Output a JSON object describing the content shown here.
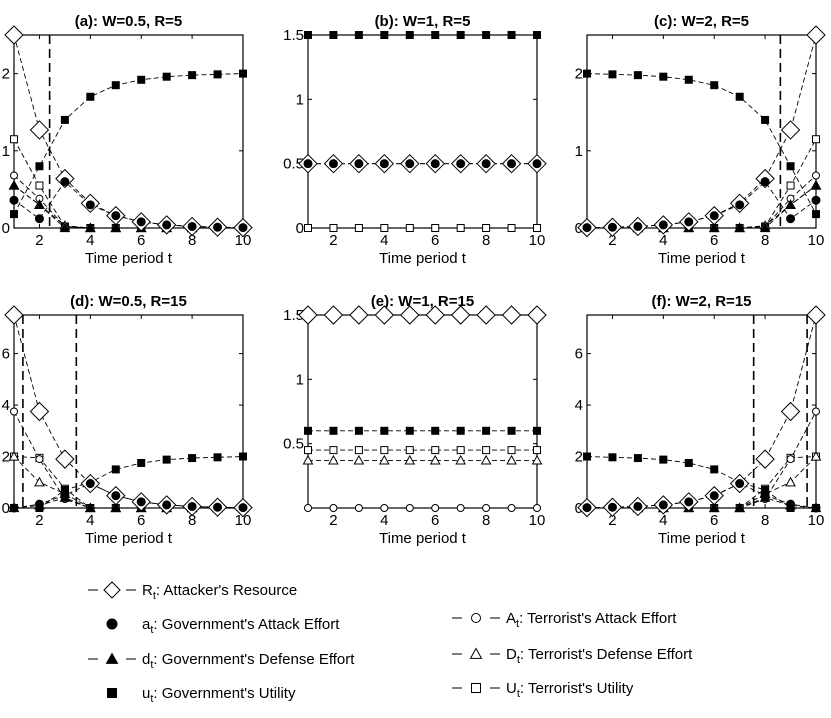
{
  "chart_data": [
    {
      "type": "line",
      "title": "(a): W=0.5, R=5",
      "xlabel": "Time period t",
      "ylabel": "",
      "xlim": [
        1,
        10
      ],
      "ylim": [
        0,
        2.5
      ],
      "xticks": [
        2,
        4,
        6,
        8,
        10
      ],
      "yticks": [
        0,
        1,
        2
      ],
      "dashed_vlines": [
        2.4
      ],
      "series": [
        {
          "key": "R",
          "x": [
            1,
            2,
            3,
            4,
            5,
            6,
            7,
            8,
            9,
            10
          ],
          "values": [
            2.5,
            1.27,
            0.64,
            0.32,
            0.16,
            0.08,
            0.04,
            0.02,
            0.01,
            0.005
          ]
        },
        {
          "key": "a",
          "x": [
            1,
            2,
            3,
            4,
            5,
            6,
            7,
            8,
            9,
            10
          ],
          "values": [
            0.36,
            0.12,
            0.6,
            0.3,
            0.16,
            0.08,
            0.04,
            0.02,
            0.01,
            0.005
          ]
        },
        {
          "key": "d",
          "x": [
            1,
            2,
            3,
            4,
            5,
            6,
            7,
            8,
            9,
            10
          ],
          "values": [
            0.55,
            0.3,
            0,
            0,
            0,
            0,
            0,
            0,
            0,
            0
          ]
        },
        {
          "key": "u",
          "x": [
            1,
            2,
            3,
            4,
            5,
            6,
            7,
            8,
            9,
            10
          ],
          "values": [
            0.18,
            0.8,
            1.4,
            1.7,
            1.85,
            1.92,
            1.96,
            1.98,
            1.99,
            2.0
          ]
        },
        {
          "key": "A",
          "x": [
            1,
            2,
            3,
            4,
            5,
            6,
            7,
            8,
            9,
            10
          ],
          "values": [
            0.68,
            0.38,
            0.02,
            0,
            0,
            0,
            0,
            0,
            0,
            0
          ]
        },
        {
          "key": "D",
          "x": [
            1,
            2,
            3,
            4,
            5,
            6,
            7,
            8,
            9,
            10
          ],
          "values": [
            0.55,
            0.3,
            0.03,
            0,
            0,
            0,
            0,
            0,
            0,
            0
          ]
        },
        {
          "key": "U",
          "x": [
            1,
            2,
            3,
            4,
            5,
            6,
            7,
            8,
            9,
            10
          ],
          "values": [
            1.15,
            0.55,
            0.02,
            0,
            0,
            0,
            0,
            0,
            0,
            0
          ]
        }
      ]
    },
    {
      "type": "line",
      "title": "(b): W=1, R=5",
      "xlabel": "Time period t",
      "ylabel": "",
      "xlim": [
        1,
        10
      ],
      "ylim": [
        0,
        1.5
      ],
      "xticks": [
        2,
        4,
        6,
        8,
        10
      ],
      "yticks": [
        0,
        0.5,
        1,
        1.5
      ],
      "dashed_vlines": [],
      "series": [
        {
          "key": "R",
          "x": [
            1,
            2,
            3,
            4,
            5,
            6,
            7,
            8,
            9,
            10
          ],
          "values": [
            0.5,
            0.5,
            0.5,
            0.5,
            0.5,
            0.5,
            0.5,
            0.5,
            0.5,
            0.5
          ]
        },
        {
          "key": "a",
          "x": [
            1,
            2,
            3,
            4,
            5,
            6,
            7,
            8,
            9,
            10
          ],
          "values": [
            0.5,
            0.5,
            0.5,
            0.5,
            0.5,
            0.5,
            0.5,
            0.5,
            0.5,
            0.5
          ]
        },
        {
          "key": "u",
          "x": [
            1,
            2,
            3,
            4,
            5,
            6,
            7,
            8,
            9,
            10
          ],
          "values": [
            1.5,
            1.5,
            1.5,
            1.5,
            1.5,
            1.5,
            1.5,
            1.5,
            1.5,
            1.5
          ]
        },
        {
          "key": "U",
          "x": [
            1,
            2,
            3,
            4,
            5,
            6,
            7,
            8,
            9,
            10
          ],
          "values": [
            0,
            0,
            0,
            0,
            0,
            0,
            0,
            0,
            0,
            0
          ]
        }
      ]
    },
    {
      "type": "line",
      "title": "(c): W=2, R=5",
      "xlabel": "Time period t",
      "ylabel": "",
      "xlim": [
        1,
        10
      ],
      "ylim": [
        0,
        2.5
      ],
      "xticks": [
        2,
        4,
        6,
        8,
        10
      ],
      "yticks": [
        0,
        1,
        2
      ],
      "dashed_vlines": [
        8.6
      ],
      "series": [
        {
          "key": "R",
          "x": [
            1,
            2,
            3,
            4,
            5,
            6,
            7,
            8,
            9,
            10
          ],
          "values": [
            0.005,
            0.01,
            0.02,
            0.04,
            0.08,
            0.16,
            0.32,
            0.64,
            1.27,
            2.5
          ]
        },
        {
          "key": "a",
          "x": [
            1,
            2,
            3,
            4,
            5,
            6,
            7,
            8,
            9,
            10
          ],
          "values": [
            0.005,
            0.01,
            0.02,
            0.04,
            0.08,
            0.16,
            0.3,
            0.6,
            0.12,
            0.36
          ]
        },
        {
          "key": "d",
          "x": [
            1,
            2,
            3,
            4,
            5,
            6,
            7,
            8,
            9,
            10
          ],
          "values": [
            0,
            0,
            0,
            0,
            0,
            0,
            0,
            0,
            0.3,
            0.55
          ]
        },
        {
          "key": "u",
          "x": [
            1,
            2,
            3,
            4,
            5,
            6,
            7,
            8,
            9,
            10
          ],
          "values": [
            2.0,
            1.99,
            1.98,
            1.96,
            1.92,
            1.85,
            1.7,
            1.4,
            0.8,
            0.18
          ]
        },
        {
          "key": "A",
          "x": [
            1,
            2,
            3,
            4,
            5,
            6,
            7,
            8,
            9,
            10
          ],
          "values": [
            0,
            0,
            0,
            0,
            0,
            0,
            0,
            0.02,
            0.38,
            0.68
          ]
        },
        {
          "key": "D",
          "x": [
            1,
            2,
            3,
            4,
            5,
            6,
            7,
            8,
            9,
            10
          ],
          "values": [
            0,
            0,
            0,
            0,
            0,
            0,
            0,
            0.03,
            0.3,
            0.55
          ]
        },
        {
          "key": "U",
          "x": [
            1,
            2,
            3,
            4,
            5,
            6,
            7,
            8,
            9,
            10
          ],
          "values": [
            0,
            0,
            0,
            0,
            0,
            0,
            0,
            0.02,
            0.55,
            1.15
          ]
        }
      ]
    },
    {
      "type": "line",
      "title": "(d): W=0.5, R=15",
      "xlabel": "Time period t",
      "ylabel": "",
      "xlim": [
        1,
        10
      ],
      "ylim": [
        0,
        7.5
      ],
      "xticks": [
        2,
        4,
        6,
        8,
        10
      ],
      "yticks": [
        0,
        2,
        4,
        6
      ],
      "dashed_vlines": [
        1.35,
        3.45
      ],
      "series": [
        {
          "key": "R",
          "x": [
            1,
            2,
            3,
            4,
            5,
            6,
            7,
            8,
            9,
            10
          ],
          "values": [
            7.5,
            3.75,
            1.9,
            0.95,
            0.48,
            0.24,
            0.12,
            0.06,
            0.03,
            0.015
          ]
        },
        {
          "key": "a",
          "x": [
            1,
            2,
            3,
            4,
            5,
            6,
            7,
            8,
            9,
            10
          ],
          "values": [
            0,
            0.15,
            0.5,
            0.95,
            0.48,
            0.24,
            0.12,
            0.06,
            0.03,
            0.015
          ]
        },
        {
          "key": "d",
          "x": [
            1,
            2,
            3,
            4,
            5,
            6,
            7,
            8,
            9,
            10
          ],
          "values": [
            0,
            0.1,
            0.4,
            0,
            0,
            0,
            0,
            0,
            0,
            0
          ]
        },
        {
          "key": "u",
          "x": [
            1,
            2,
            3,
            4,
            5,
            6,
            7,
            8,
            9,
            10
          ],
          "values": [
            0,
            0,
            0.7,
            1.0,
            1.5,
            1.75,
            1.88,
            1.94,
            1.97,
            2.0
          ]
        },
        {
          "key": "A",
          "x": [
            1,
            2,
            3,
            4,
            5,
            6,
            7,
            8,
            9,
            10
          ],
          "values": [
            3.75,
            1.9,
            0.35,
            0,
            0,
            0,
            0,
            0,
            0,
            0
          ]
        },
        {
          "key": "D",
          "x": [
            1,
            2,
            3,
            4,
            5,
            6,
            7,
            8,
            9,
            10
          ],
          "values": [
            2.0,
            1.0,
            0.55,
            0,
            0,
            0,
            0,
            0,
            0,
            0
          ]
        },
        {
          "key": "U",
          "x": [
            1,
            2,
            3,
            4,
            5,
            6,
            7,
            8,
            9,
            10
          ],
          "values": [
            2.0,
            1.95,
            0.75,
            0,
            0,
            0,
            0,
            0,
            0,
            0
          ]
        }
      ]
    },
    {
      "type": "line",
      "title": "(e): W=1, R=15",
      "xlabel": "Time period t",
      "ylabel": "",
      "xlim": [
        1,
        10
      ],
      "ylim": [
        0,
        1.5
      ],
      "xticks": [
        2,
        4,
        6,
        8,
        10
      ],
      "yticks": [
        0.5,
        1,
        1.5
      ],
      "dashed_vlines": [],
      "series": [
        {
          "key": "R",
          "x": [
            1,
            2,
            3,
            4,
            5,
            6,
            7,
            8,
            9,
            10
          ],
          "values": [
            1.5,
            1.5,
            1.5,
            1.5,
            1.5,
            1.5,
            1.5,
            1.5,
            1.5,
            1.5
          ]
        },
        {
          "key": "u",
          "x": [
            1,
            2,
            3,
            4,
            5,
            6,
            7,
            8,
            9,
            10
          ],
          "values": [
            0.6,
            0.6,
            0.6,
            0.6,
            0.6,
            0.6,
            0.6,
            0.6,
            0.6,
            0.6
          ]
        },
        {
          "key": "U",
          "x": [
            1,
            2,
            3,
            4,
            5,
            6,
            7,
            8,
            9,
            10
          ],
          "values": [
            0.45,
            0.45,
            0.45,
            0.45,
            0.45,
            0.45,
            0.45,
            0.45,
            0.45,
            0.45
          ]
        },
        {
          "key": "D",
          "x": [
            1,
            2,
            3,
            4,
            5,
            6,
            7,
            8,
            9,
            10
          ],
          "values": [
            0.37,
            0.37,
            0.37,
            0.37,
            0.37,
            0.37,
            0.37,
            0.37,
            0.37,
            0.37
          ]
        },
        {
          "key": "A",
          "x": [
            1,
            2,
            3,
            4,
            5,
            6,
            7,
            8,
            9,
            10
          ],
          "values": [
            0,
            0,
            0,
            0,
            0,
            0,
            0,
            0,
            0,
            0
          ]
        }
      ]
    },
    {
      "type": "line",
      "title": "(f): W=2, R=15",
      "xlabel": "Time period t",
      "ylabel": "",
      "xlim": [
        1,
        10
      ],
      "ylim": [
        0,
        7.5
      ],
      "xticks": [
        2,
        4,
        6,
        8,
        10
      ],
      "yticks": [
        0,
        2,
        4,
        6
      ],
      "dashed_vlines": [
        7.55,
        9.65
      ],
      "series": [
        {
          "key": "R",
          "x": [
            1,
            2,
            3,
            4,
            5,
            6,
            7,
            8,
            9,
            10
          ],
          "values": [
            0.015,
            0.03,
            0.06,
            0.12,
            0.24,
            0.48,
            0.95,
            1.9,
            3.75,
            7.5
          ]
        },
        {
          "key": "a",
          "x": [
            1,
            2,
            3,
            4,
            5,
            6,
            7,
            8,
            9,
            10
          ],
          "values": [
            0.015,
            0.03,
            0.06,
            0.12,
            0.24,
            0.48,
            0.95,
            0.5,
            0.15,
            0
          ]
        },
        {
          "key": "d",
          "x": [
            1,
            2,
            3,
            4,
            5,
            6,
            7,
            8,
            9,
            10
          ],
          "values": [
            0,
            0,
            0,
            0,
            0,
            0,
            0,
            0.4,
            0.1,
            0
          ]
        },
        {
          "key": "u",
          "x": [
            1,
            2,
            3,
            4,
            5,
            6,
            7,
            8,
            9,
            10
          ],
          "values": [
            2.0,
            1.97,
            1.94,
            1.88,
            1.75,
            1.5,
            1.0,
            0.7,
            0,
            0
          ]
        },
        {
          "key": "A",
          "x": [
            1,
            2,
            3,
            4,
            5,
            6,
            7,
            8,
            9,
            10
          ],
          "values": [
            0,
            0,
            0,
            0,
            0,
            0,
            0,
            0.35,
            1.9,
            3.75
          ]
        },
        {
          "key": "D",
          "x": [
            1,
            2,
            3,
            4,
            5,
            6,
            7,
            8,
            9,
            10
          ],
          "values": [
            0,
            0,
            0,
            0,
            0,
            0,
            0,
            0.55,
            1.0,
            2.0
          ]
        },
        {
          "key": "U",
          "x": [
            1,
            2,
            3,
            4,
            5,
            6,
            7,
            8,
            9,
            10
          ],
          "values": [
            0,
            0,
            0,
            0,
            0,
            0,
            0,
            0.75,
            1.95,
            2.0
          ]
        }
      ]
    }
  ],
  "legend": {
    "items": [
      {
        "key": "R",
        "marker": "diamond-open",
        "sym": "R",
        "sub": "t",
        "text": ": Attacker's Resource",
        "dashed": true
      },
      {
        "key": "a",
        "marker": "circle-filled",
        "sym": "a",
        "sub": "t",
        "text": ": Government's Attack Effort",
        "dashed": false
      },
      {
        "key": "d",
        "marker": "triangle-filled",
        "sym": "d",
        "sub": "t",
        "text": ": Government's Defense Effort",
        "dashed": true
      },
      {
        "key": "u",
        "marker": "square-filled",
        "sym": "u",
        "sub": "t",
        "text": ": Government's Utility",
        "dashed": false
      },
      {
        "key": "A",
        "marker": "circle-open",
        "sym": "A",
        "sub": "t",
        "text": ": Terrorist's Attack Effort",
        "dashed": true
      },
      {
        "key": "D",
        "marker": "triangle-open",
        "sym": "D",
        "sub": "t",
        "text": ": Terrorist's Defense Effort",
        "dashed": true
      },
      {
        "key": "U",
        "marker": "square-open",
        "sym": "U",
        "sub": "t",
        "text": ": Terrorist's Utility",
        "dashed": true
      }
    ]
  }
}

» **EXERCISE TASK**
Select and copy every line of the material that holds the string "text".

» **RESPONSE TO THE EXERCISE**
        "text": ": Attacker's Resource",
        "text": ": Government's Attack Effort",
        "text": ": Government's Defense Effort",
        "text": ": Government's Utility",
        "text": ": Terrorist's Attack Effort",
        "text": ": Terrorist's Defense Effort",
        "text": ": Terrorist's Utility",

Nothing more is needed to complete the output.